Problem description: Filter these entries, keeping only lines that hold the word "PTFE".

[BEGIN]

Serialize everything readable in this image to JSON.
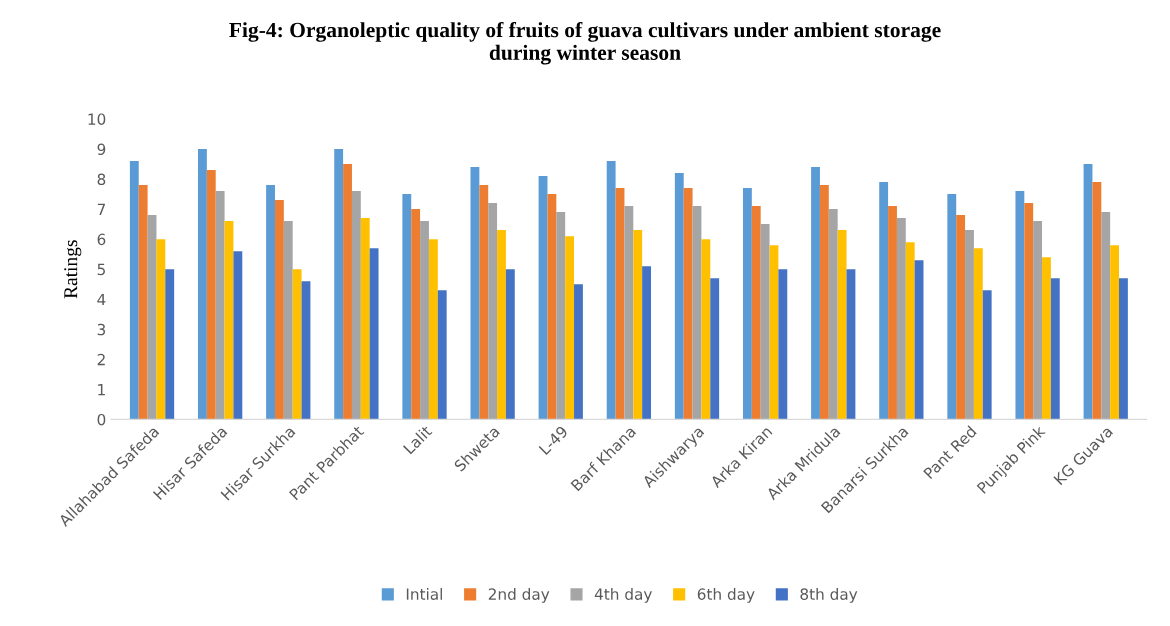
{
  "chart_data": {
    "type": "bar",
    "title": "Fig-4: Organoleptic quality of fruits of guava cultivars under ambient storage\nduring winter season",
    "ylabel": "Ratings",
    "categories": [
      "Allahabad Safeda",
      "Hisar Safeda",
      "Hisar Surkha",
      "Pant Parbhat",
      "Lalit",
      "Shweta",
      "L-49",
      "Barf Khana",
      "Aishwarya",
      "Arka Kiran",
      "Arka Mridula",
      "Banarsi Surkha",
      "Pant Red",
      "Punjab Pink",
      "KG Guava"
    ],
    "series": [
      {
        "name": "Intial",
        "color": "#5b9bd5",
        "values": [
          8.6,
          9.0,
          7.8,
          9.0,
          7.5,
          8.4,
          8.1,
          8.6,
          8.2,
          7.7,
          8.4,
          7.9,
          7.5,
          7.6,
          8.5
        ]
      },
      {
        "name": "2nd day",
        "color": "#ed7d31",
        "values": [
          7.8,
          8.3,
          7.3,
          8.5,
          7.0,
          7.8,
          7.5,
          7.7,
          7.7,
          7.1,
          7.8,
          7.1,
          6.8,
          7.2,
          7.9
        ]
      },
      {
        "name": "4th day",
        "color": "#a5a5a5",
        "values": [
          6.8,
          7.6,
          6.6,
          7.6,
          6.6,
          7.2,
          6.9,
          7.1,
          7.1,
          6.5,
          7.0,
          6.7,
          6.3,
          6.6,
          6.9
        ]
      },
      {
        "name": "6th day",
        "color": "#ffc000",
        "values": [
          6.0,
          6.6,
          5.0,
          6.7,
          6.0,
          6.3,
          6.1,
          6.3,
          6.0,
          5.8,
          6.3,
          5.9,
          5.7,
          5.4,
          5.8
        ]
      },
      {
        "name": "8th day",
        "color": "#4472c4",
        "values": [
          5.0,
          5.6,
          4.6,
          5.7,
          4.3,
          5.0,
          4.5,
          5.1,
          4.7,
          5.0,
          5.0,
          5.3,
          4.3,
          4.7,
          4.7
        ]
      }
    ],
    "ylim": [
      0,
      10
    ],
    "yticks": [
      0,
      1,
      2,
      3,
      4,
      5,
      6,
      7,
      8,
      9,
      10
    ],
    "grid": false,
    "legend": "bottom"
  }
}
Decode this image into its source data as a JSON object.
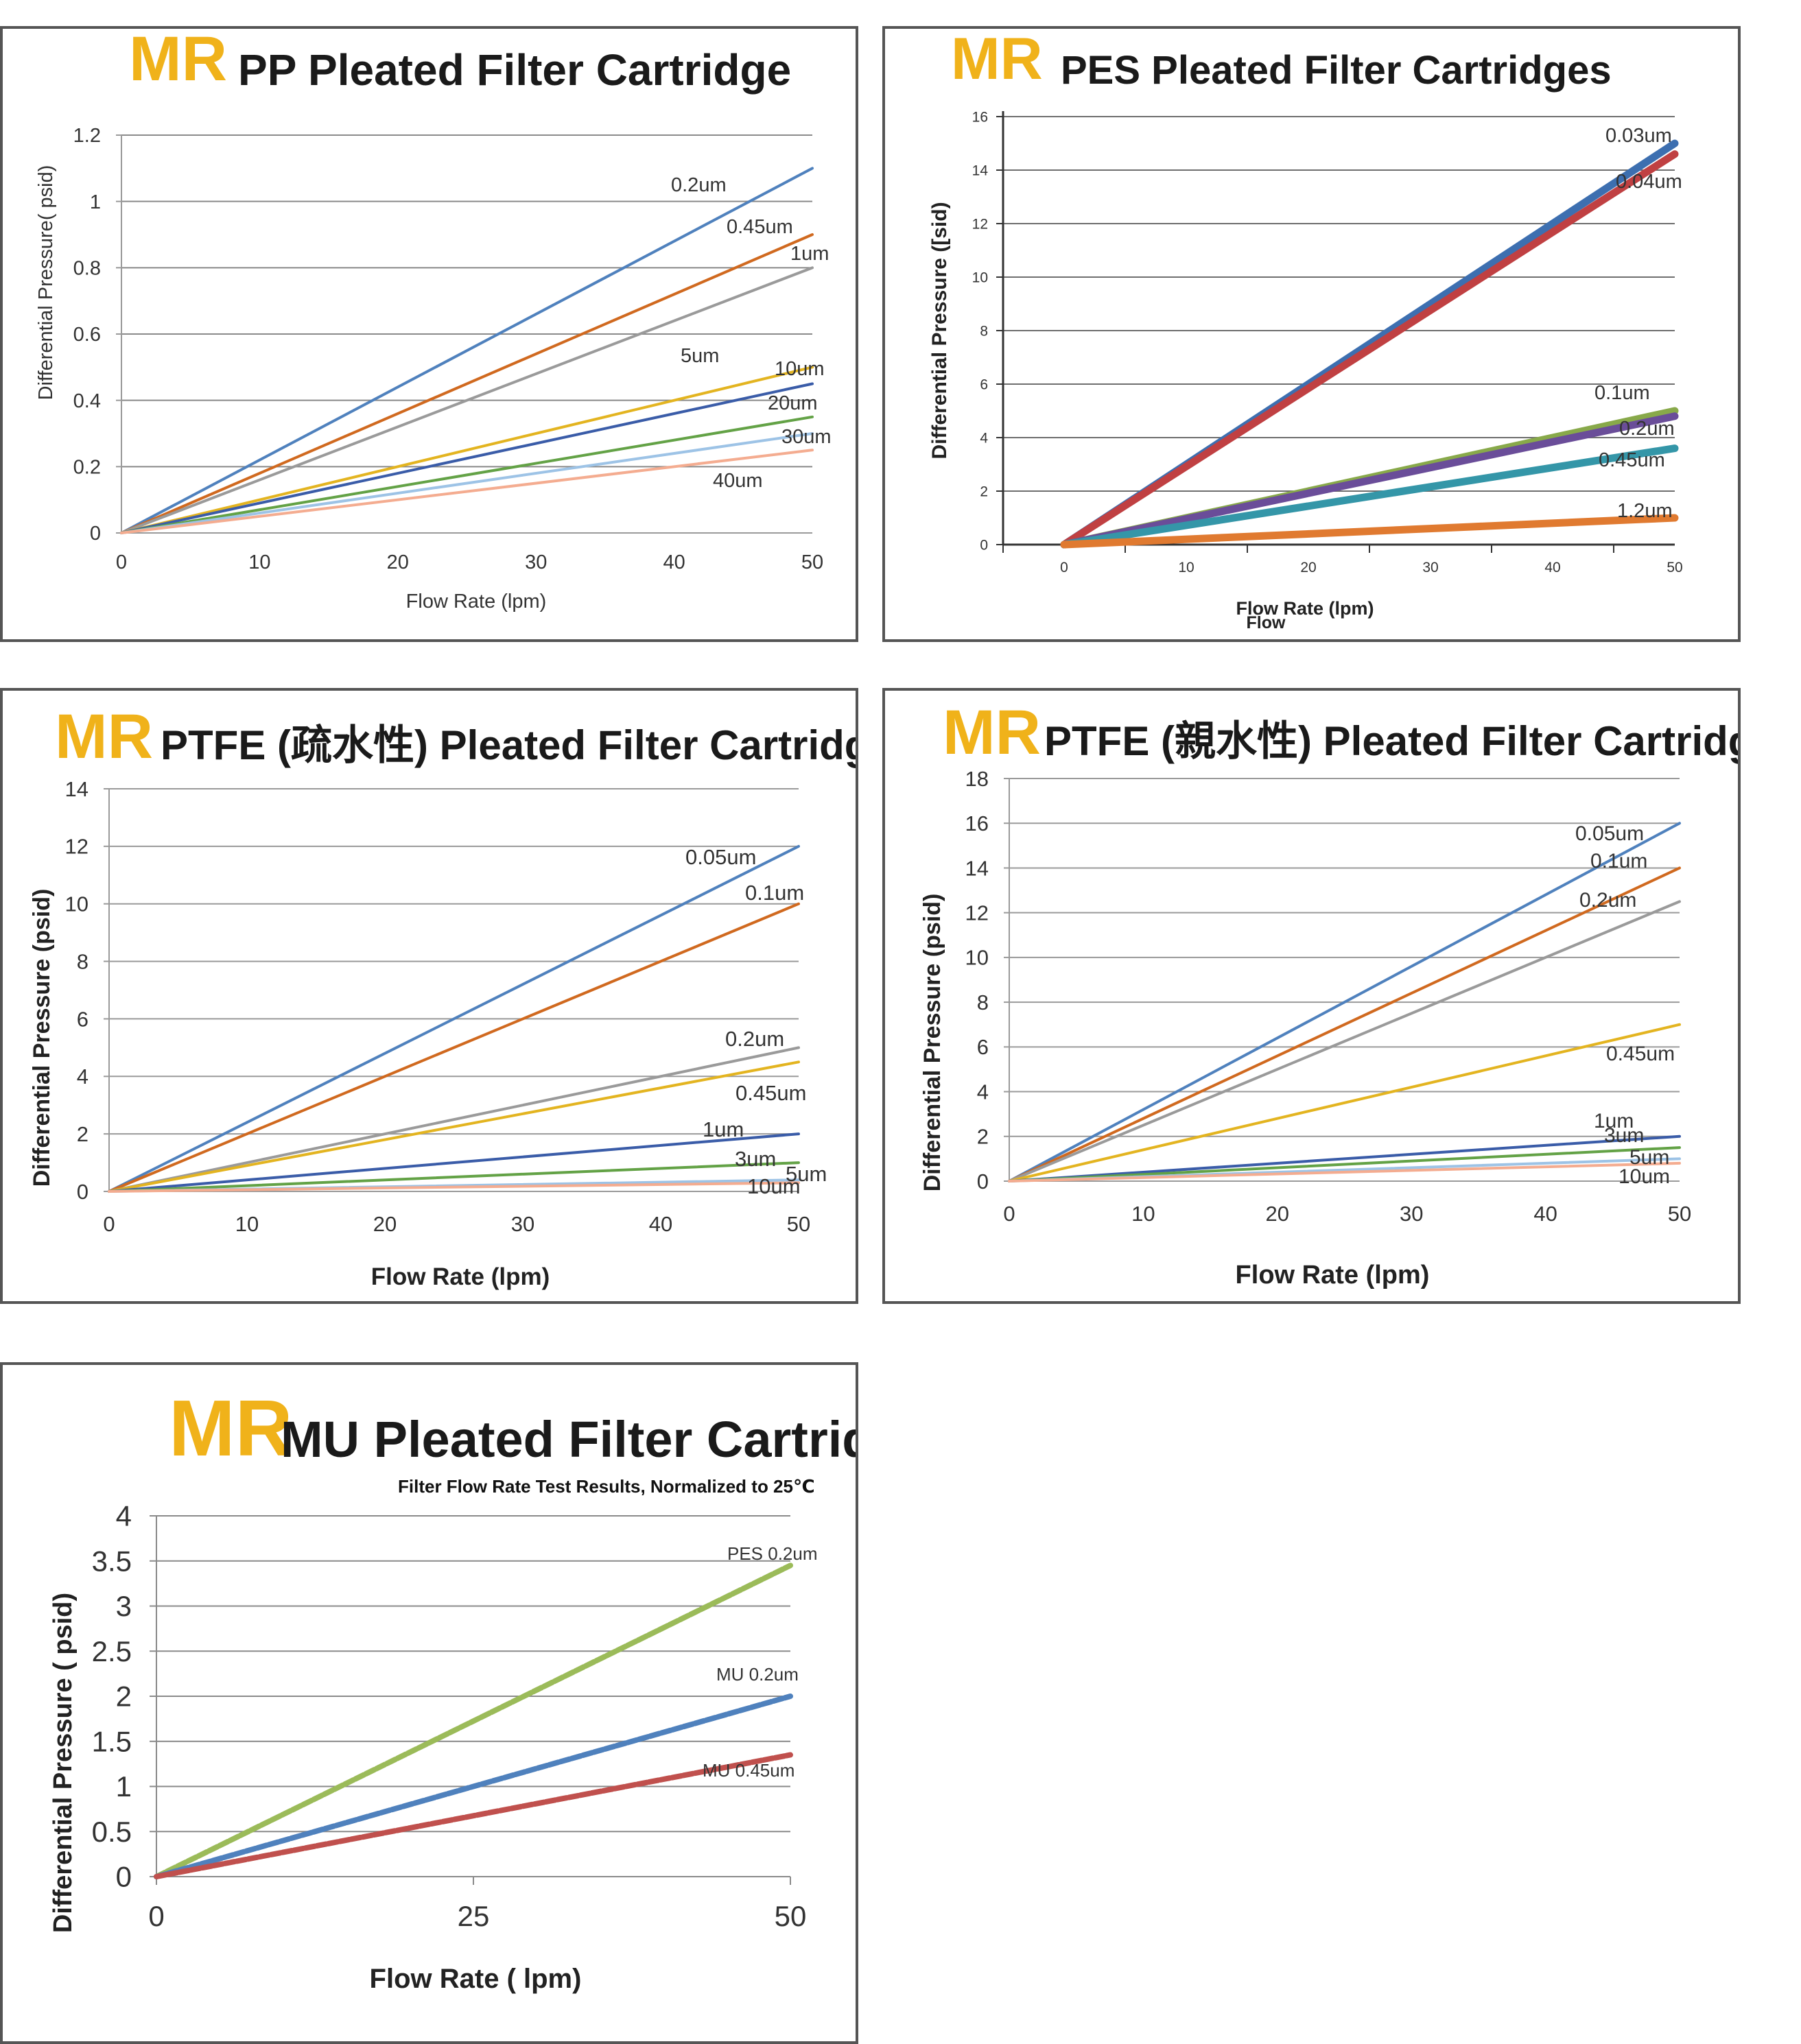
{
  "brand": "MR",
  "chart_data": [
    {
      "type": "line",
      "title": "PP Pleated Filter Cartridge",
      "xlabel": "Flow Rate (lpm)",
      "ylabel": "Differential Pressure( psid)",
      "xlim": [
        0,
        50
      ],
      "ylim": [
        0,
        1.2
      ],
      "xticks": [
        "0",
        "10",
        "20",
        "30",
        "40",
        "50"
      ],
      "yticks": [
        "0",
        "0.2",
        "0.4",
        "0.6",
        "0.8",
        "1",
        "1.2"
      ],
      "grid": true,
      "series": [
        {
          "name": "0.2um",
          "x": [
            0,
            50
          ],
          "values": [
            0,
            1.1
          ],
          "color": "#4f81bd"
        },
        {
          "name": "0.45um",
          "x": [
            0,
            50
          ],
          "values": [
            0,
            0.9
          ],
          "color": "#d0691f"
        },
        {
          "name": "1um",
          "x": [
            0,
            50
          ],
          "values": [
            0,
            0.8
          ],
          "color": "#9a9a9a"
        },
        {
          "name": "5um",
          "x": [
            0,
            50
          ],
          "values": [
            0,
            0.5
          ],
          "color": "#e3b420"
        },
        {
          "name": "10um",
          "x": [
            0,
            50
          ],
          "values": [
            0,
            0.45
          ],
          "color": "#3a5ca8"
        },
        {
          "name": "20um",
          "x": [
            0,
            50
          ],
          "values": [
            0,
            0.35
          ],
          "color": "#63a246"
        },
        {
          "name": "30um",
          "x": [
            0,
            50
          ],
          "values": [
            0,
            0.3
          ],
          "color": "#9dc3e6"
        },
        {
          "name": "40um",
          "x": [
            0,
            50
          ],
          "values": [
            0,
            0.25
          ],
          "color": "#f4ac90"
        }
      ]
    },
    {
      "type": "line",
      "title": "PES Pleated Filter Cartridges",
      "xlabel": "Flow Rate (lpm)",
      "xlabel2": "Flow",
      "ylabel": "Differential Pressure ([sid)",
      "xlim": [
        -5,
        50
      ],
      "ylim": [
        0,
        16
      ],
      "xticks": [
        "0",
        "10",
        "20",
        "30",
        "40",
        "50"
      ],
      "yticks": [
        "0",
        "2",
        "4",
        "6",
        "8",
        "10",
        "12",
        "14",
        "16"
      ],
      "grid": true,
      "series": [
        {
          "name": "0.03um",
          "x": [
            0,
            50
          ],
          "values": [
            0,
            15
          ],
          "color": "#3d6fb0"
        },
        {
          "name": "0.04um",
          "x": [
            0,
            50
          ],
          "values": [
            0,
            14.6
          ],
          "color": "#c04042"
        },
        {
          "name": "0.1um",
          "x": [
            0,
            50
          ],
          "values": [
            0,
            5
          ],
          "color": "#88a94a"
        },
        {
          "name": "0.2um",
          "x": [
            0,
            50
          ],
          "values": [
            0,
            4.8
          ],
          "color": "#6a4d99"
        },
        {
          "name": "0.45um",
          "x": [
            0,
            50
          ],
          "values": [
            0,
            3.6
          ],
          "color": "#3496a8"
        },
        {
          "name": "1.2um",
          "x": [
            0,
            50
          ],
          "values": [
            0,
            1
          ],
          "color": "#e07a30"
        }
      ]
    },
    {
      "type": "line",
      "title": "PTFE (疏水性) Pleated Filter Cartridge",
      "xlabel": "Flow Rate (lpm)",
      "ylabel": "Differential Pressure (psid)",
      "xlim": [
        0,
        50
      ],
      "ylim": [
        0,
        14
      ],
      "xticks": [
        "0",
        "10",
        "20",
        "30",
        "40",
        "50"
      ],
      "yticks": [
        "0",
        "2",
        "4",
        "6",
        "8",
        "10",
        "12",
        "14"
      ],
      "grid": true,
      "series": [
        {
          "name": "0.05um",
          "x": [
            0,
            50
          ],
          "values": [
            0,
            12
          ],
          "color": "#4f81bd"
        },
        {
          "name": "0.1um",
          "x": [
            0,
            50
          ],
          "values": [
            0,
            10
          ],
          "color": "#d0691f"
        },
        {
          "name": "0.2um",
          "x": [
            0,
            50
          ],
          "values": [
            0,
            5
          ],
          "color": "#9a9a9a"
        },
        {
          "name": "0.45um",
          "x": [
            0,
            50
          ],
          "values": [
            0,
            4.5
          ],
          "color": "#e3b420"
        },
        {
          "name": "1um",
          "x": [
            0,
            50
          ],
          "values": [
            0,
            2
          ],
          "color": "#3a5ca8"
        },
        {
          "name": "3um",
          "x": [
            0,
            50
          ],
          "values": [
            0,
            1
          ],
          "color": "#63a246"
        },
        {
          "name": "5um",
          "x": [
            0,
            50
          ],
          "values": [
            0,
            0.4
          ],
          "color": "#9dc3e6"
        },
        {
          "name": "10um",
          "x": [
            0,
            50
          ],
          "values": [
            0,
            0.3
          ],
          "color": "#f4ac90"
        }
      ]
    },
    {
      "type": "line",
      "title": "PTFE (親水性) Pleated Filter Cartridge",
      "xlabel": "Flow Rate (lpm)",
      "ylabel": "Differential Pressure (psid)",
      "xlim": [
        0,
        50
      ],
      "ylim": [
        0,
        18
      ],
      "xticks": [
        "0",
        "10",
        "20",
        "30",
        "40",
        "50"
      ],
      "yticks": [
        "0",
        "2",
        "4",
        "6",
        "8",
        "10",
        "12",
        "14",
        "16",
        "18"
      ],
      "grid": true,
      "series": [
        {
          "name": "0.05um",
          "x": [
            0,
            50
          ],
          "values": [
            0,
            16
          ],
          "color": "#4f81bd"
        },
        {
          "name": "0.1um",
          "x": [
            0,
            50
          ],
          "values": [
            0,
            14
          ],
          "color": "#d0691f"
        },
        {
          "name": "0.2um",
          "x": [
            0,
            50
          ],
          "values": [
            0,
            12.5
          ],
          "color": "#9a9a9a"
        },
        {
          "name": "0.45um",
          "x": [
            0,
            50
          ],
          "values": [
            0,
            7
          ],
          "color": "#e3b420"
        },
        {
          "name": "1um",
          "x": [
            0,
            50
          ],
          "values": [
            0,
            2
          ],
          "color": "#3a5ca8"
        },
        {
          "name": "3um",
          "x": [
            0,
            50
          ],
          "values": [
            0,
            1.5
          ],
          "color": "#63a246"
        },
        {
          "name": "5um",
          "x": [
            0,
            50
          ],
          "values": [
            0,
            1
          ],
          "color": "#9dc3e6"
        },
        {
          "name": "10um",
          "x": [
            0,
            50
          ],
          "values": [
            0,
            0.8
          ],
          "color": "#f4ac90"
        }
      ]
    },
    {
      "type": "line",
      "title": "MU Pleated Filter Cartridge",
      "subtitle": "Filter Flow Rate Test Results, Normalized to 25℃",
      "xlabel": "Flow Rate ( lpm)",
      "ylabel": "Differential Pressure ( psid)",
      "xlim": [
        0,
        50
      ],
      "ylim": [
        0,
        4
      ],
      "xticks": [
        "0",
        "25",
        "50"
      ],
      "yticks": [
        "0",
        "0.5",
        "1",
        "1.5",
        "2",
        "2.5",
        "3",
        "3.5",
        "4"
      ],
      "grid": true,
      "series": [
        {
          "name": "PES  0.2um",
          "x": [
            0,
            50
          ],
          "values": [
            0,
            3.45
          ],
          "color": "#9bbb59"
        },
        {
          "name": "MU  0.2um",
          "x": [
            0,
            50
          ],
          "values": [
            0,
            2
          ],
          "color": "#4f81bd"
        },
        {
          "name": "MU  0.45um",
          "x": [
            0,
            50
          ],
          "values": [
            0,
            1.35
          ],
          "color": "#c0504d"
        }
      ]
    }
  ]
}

[END]

Solution to the problem:
      "title": "PTFE (疏水性) Pleated Filter Cartridge",
      "title": "PTFE (親水性) Pleated Filter Cartridge",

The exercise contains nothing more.